It could’ve been a bomb. We mean, the Rock and Roll Hall of Fame and Museum in Cleveland is, after all, an $84 million pyramid dedicated to the care, study and display of rock ’n’ roll memory and memorabilia, of cultural hinges and reference points, right? Could be prime target for, uh, gosh, terrorist activity, right?

Well, all hail the spirit of rock ’n’ roll as a voice of the oppressed masses — particularly one making a commendable hullabaloo — as Hit Singles salutes Detroit-area power pop tour-ogres the High Strung. Yep, the quartet took the high road … well, up a few flights of concrete steps, anyway.

See, the gents of Strung took their beloved 1988 Chevy G30 step van, a graffiti-splashed rolling shit-house of a “tour coach” — 318,000 miles on it and counting — and abandoned it a few feet from the Rock and Roll Hall of Fame and Museum’s main entrance, an artifact the band thought worthy of inclusion into the institution.

**Stored records**.

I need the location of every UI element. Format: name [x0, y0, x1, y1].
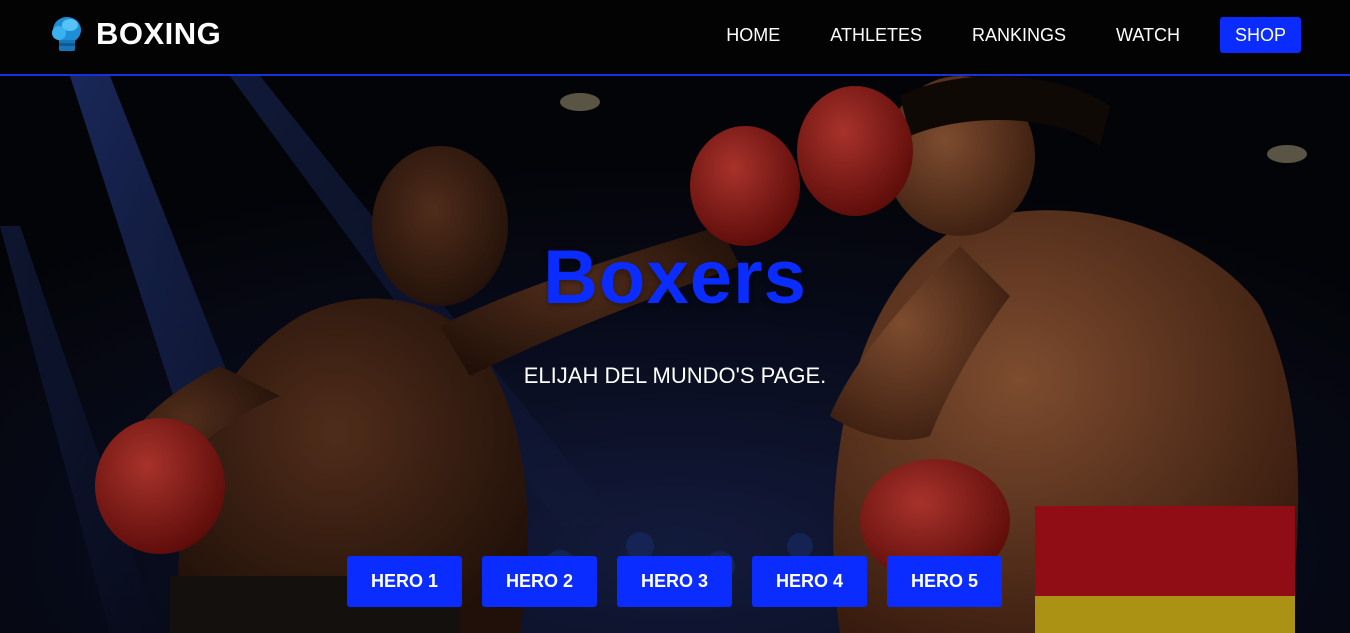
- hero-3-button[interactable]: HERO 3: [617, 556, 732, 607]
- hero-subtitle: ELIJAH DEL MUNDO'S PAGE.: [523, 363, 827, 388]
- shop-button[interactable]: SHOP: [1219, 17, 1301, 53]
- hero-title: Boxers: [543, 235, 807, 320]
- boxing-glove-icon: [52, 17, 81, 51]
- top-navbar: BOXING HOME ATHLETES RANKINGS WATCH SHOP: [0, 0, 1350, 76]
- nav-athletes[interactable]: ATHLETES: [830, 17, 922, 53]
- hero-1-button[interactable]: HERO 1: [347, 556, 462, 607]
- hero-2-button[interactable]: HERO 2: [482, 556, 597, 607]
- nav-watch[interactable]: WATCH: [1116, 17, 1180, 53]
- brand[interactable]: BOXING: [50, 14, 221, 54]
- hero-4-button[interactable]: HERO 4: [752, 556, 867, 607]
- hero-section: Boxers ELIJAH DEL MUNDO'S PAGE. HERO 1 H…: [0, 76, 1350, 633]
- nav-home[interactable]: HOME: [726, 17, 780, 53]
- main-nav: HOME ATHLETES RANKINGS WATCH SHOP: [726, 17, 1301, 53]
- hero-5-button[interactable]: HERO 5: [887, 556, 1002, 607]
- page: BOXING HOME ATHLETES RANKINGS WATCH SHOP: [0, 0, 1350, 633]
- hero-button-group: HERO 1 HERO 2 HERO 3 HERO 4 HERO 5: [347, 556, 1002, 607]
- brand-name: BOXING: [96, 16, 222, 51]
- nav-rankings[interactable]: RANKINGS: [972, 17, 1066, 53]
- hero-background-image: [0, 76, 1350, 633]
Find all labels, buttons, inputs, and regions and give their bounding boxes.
--
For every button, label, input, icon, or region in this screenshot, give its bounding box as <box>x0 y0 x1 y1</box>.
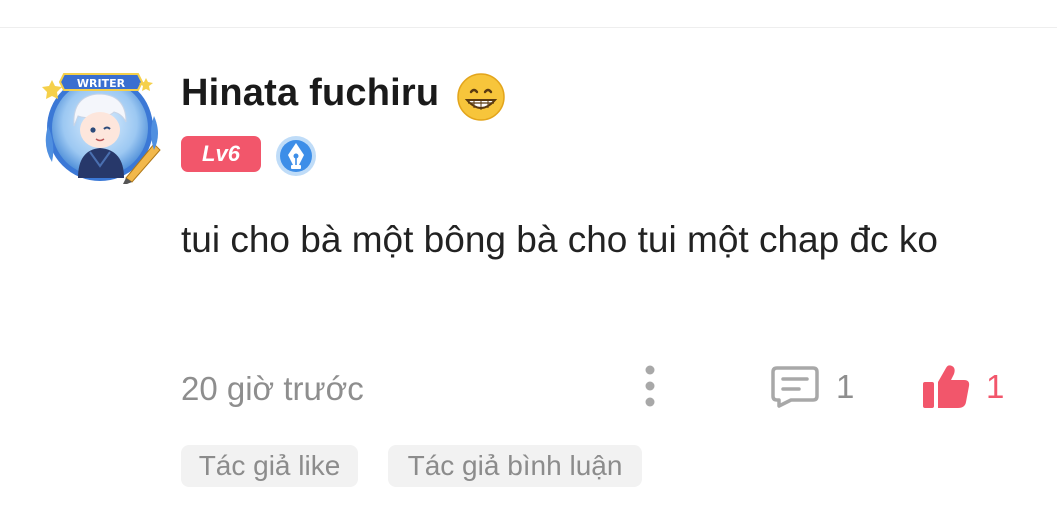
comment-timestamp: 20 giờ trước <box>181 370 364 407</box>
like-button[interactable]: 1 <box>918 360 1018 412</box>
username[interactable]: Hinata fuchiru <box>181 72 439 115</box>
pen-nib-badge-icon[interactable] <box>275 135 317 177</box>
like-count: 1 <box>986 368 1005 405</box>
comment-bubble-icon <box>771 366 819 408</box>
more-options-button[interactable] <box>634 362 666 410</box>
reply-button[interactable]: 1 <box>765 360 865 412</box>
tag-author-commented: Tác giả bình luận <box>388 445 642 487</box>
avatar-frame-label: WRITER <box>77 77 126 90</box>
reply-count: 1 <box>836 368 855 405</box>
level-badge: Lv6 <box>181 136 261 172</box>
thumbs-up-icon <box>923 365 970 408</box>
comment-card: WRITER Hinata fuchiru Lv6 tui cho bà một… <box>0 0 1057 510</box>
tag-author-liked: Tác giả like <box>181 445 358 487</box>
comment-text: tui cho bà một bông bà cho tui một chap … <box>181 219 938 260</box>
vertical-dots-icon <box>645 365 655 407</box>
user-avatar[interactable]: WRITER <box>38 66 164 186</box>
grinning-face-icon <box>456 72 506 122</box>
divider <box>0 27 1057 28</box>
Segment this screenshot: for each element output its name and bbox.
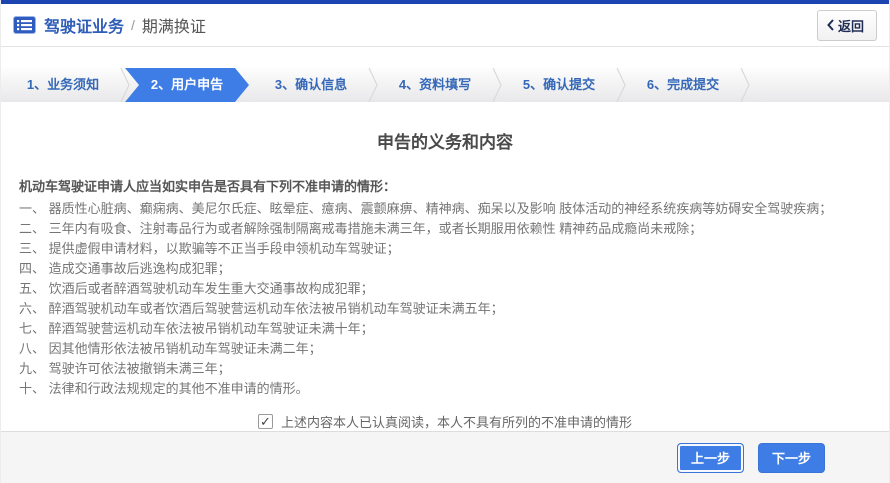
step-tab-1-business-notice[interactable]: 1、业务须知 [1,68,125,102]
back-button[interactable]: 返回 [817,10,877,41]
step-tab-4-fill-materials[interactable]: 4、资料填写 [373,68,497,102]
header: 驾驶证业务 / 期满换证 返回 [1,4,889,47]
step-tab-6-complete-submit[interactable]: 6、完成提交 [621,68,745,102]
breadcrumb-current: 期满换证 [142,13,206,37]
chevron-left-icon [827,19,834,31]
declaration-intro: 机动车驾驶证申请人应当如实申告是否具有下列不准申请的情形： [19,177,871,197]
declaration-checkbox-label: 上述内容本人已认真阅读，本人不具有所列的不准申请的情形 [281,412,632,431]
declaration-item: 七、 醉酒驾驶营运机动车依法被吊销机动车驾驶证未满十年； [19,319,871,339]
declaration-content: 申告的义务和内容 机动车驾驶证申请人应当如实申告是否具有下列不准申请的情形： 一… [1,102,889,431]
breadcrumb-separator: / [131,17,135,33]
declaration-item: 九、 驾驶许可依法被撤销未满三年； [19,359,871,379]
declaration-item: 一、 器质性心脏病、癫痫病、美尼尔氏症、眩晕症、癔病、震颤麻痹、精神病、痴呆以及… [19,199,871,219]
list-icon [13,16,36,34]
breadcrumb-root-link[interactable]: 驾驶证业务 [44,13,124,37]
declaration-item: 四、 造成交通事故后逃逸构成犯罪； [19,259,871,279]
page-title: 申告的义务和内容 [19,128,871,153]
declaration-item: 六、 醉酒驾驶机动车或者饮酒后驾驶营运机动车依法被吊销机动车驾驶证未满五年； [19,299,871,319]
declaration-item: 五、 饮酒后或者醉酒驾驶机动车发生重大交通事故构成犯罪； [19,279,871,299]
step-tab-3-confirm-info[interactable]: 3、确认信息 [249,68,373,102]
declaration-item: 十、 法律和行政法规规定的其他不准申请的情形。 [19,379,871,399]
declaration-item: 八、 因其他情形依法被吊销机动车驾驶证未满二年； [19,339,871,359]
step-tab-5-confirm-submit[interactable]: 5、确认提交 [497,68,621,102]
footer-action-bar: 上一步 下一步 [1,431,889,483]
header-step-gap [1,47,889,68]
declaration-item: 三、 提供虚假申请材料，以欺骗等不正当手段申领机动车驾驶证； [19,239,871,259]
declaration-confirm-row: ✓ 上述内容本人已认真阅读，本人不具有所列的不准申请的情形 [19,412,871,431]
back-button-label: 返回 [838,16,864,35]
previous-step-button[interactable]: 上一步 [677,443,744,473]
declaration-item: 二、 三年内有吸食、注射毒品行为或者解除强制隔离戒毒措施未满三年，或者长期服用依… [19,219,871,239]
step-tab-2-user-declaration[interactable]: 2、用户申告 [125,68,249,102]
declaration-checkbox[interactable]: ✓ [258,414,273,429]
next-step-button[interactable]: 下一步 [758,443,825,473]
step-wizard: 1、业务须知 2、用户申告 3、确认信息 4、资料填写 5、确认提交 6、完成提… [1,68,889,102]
--
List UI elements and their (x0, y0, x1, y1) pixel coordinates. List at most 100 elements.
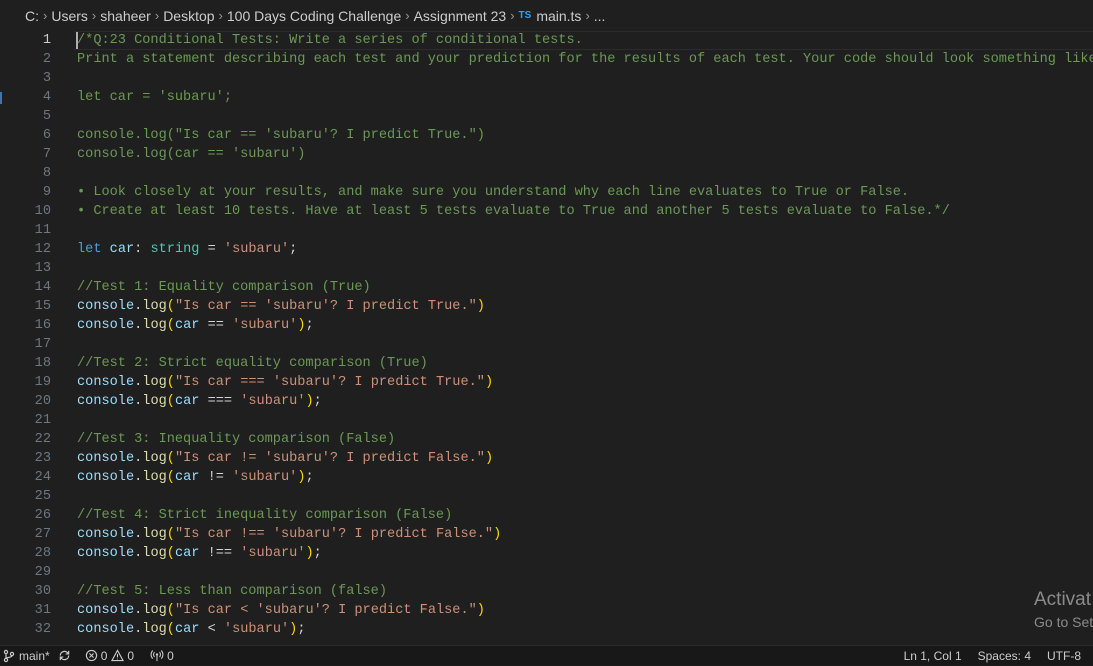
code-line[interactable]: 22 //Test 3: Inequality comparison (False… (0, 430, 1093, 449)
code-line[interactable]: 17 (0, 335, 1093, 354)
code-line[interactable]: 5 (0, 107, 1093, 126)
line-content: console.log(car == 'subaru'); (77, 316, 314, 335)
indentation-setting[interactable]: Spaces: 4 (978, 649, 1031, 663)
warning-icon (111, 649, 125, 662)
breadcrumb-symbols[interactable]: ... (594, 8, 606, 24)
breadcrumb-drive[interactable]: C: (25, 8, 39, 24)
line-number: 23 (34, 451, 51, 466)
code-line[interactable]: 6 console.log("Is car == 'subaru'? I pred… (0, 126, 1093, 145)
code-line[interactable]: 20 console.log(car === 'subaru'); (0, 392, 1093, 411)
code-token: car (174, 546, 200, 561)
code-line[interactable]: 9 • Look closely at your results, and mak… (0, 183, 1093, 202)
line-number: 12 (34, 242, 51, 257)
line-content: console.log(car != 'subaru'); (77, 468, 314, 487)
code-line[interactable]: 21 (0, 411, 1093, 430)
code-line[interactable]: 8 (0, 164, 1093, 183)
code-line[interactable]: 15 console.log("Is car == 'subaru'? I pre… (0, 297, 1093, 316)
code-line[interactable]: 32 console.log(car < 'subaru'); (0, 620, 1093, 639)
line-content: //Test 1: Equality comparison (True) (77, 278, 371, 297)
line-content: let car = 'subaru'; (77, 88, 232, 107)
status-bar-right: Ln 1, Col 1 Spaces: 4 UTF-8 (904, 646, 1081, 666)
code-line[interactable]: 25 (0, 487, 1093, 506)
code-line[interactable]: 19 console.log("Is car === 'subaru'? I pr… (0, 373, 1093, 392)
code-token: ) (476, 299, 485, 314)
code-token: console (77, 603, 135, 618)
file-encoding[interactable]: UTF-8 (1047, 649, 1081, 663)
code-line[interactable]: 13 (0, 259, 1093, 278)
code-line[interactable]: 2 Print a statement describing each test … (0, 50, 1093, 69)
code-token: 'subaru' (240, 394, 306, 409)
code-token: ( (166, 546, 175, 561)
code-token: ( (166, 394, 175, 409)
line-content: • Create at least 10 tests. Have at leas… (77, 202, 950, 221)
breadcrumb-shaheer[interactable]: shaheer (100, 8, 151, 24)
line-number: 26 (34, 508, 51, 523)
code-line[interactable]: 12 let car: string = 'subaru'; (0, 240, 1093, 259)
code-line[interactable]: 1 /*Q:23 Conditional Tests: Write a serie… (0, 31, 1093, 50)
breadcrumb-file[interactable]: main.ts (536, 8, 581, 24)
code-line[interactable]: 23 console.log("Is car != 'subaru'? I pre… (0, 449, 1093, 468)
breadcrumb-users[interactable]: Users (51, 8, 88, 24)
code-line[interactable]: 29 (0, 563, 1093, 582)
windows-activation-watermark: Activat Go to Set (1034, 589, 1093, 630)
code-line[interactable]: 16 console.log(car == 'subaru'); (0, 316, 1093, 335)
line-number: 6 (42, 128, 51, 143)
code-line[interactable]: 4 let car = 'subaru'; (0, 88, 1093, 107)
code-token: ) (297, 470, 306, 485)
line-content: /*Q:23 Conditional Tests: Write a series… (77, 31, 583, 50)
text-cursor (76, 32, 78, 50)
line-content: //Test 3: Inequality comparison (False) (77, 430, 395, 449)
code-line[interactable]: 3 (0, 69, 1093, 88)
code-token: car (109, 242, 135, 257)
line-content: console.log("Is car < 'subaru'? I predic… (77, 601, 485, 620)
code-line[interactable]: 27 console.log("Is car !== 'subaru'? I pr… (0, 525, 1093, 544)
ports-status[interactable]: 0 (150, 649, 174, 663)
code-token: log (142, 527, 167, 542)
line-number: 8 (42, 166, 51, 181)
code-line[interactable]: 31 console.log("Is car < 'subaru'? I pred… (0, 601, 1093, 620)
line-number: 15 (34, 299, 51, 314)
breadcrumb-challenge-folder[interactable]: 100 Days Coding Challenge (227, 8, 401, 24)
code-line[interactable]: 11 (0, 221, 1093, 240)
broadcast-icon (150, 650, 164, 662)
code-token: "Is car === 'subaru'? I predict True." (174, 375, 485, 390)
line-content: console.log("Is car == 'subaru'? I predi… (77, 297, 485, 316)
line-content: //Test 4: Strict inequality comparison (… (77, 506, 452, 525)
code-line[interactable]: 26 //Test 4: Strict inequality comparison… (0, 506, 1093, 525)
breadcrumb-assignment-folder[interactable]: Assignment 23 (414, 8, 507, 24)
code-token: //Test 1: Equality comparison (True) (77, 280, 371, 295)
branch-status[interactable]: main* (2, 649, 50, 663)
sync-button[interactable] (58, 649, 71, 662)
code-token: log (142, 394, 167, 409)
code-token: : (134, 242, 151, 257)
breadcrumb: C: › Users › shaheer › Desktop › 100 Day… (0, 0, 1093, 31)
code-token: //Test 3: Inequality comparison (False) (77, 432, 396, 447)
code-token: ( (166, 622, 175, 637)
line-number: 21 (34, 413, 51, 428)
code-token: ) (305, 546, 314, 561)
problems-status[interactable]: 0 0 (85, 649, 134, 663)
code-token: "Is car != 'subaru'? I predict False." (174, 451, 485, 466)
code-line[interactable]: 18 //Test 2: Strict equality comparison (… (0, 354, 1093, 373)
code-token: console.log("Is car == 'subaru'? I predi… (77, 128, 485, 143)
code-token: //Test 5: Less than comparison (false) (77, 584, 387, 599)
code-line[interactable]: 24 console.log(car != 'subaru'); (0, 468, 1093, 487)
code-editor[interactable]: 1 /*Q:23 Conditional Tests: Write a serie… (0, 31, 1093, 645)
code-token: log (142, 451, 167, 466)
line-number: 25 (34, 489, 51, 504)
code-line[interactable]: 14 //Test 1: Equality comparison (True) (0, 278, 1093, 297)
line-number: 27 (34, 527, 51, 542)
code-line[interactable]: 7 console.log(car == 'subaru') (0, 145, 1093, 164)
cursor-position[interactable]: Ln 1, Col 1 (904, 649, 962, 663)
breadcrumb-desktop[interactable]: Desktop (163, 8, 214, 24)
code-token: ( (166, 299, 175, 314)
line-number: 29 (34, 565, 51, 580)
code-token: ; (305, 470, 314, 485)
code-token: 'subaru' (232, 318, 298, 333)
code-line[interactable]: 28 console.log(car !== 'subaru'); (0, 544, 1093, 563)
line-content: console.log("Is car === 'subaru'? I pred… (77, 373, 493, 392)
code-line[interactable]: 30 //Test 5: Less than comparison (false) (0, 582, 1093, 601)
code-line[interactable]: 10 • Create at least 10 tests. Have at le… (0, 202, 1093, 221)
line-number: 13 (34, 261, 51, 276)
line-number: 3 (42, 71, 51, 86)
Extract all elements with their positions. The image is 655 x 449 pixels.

**Problem set**.
a - Answer these questions from the passage about the High Strung:
(i) What is the stated cost of the Rock and Roll Hall of Fame and Museum's pyramid?
(ii) What area is the High Strung from?
(iii) How many miles were on the band's van?
b - Repeat a section of the passage about the High Strung word for word. Begin at the words "Well, all hail", and stop after "into the institution.".
Rely only on the passage about the High Strung, not on the entries.

**The results**.
a -
(i) $84 million
(ii) The Detroit area
(iii) 318,000 miles, and counting

b -
Well, all hail the spirit of rock ’n’ roll as a voice of the oppressed masses — particularly one making a commendable hullabaloo — as Hit Singles salutes Detroit-area power pop tour-ogres the High Strung. Yep, the quartet took the high road … well, up a few flights of concrete steps, anyway.

See, the gents of Strung took their beloved 1988 Chevy G30 step van, a graffiti-splashed rolling shit-house of a “tour coach” — 318,000 miles on it and counting — and abandoned it a few feet from the Rock and Roll Hall of Fame and Museum’s main entrance, an artifact the band thought worthy of inclusion into the institution.